• REQUIRED TASK: Make an exact copy of each entry, leaving out every picture.
#####
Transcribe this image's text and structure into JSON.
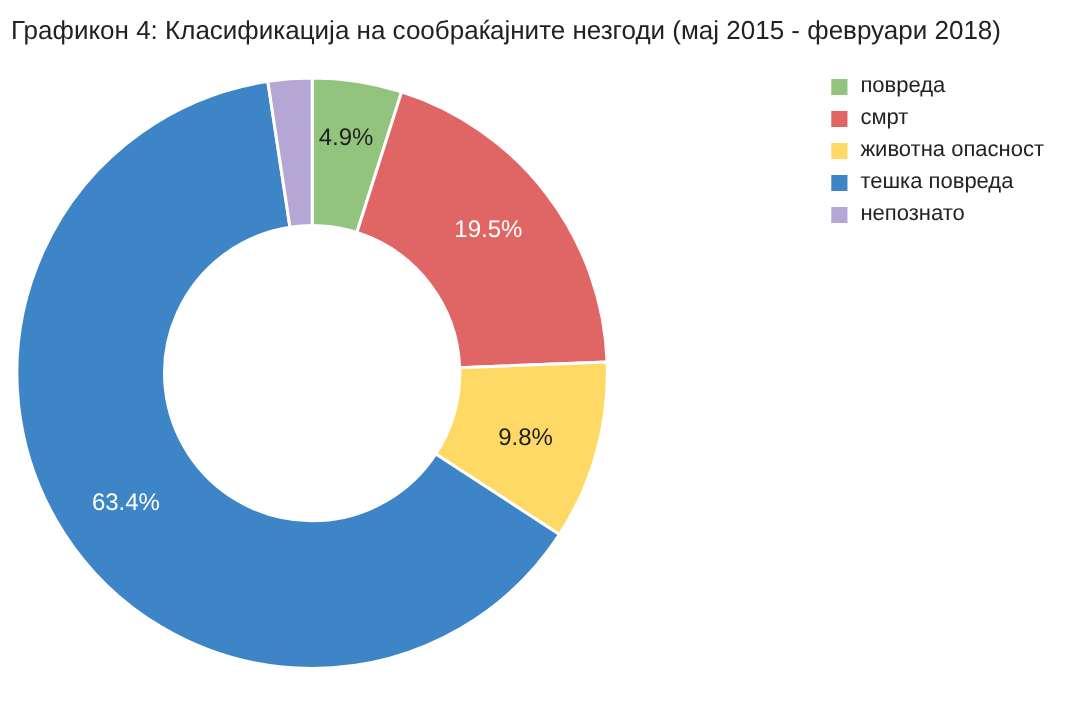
{
  "chart_data": {
    "type": "donut",
    "title": "Графикон 4: Класификација на сообраќајните незгоди (мај 2015 - февруари 2018)",
    "categories": [
      "повреда",
      "смрт",
      "животна опасност",
      "тешка повреда",
      "непознато"
    ],
    "values": [
      4.9,
      19.5,
      9.8,
      63.4,
      2.4
    ],
    "colors": [
      "#93c47d",
      "#e06666",
      "#ffd966",
      "#3d85c6",
      "#b4a7d6"
    ],
    "value_labels": [
      "4.9%",
      "19.5%",
      "9.8%",
      "63.4%",
      null
    ],
    "legend": "top right"
  }
}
#####
• RESULT OF THE TASK:
Transcribe this image's text and structure into JSON.
{
  "chart_data": {
    "type": "donut",
    "title": "Графикон 4: Класификација на сообраќајните незгоди (мај 2015 - февруари 2018)",
    "categories": [
      "повреда",
      "смрт",
      "животна опасност",
      "тешка повреда",
      "непознато"
    ],
    "values": [
      4.9,
      19.5,
      9.8,
      63.4,
      2.4
    ],
    "colors": [
      "#93c47d",
      "#e06666",
      "#ffd966",
      "#3d85c6",
      "#b4a7d6"
    ],
    "value_labels": [
      "4.9%",
      "19.5%",
      "9.8%",
      "63.4%",
      null
    ],
    "legend": "top right"
  }
}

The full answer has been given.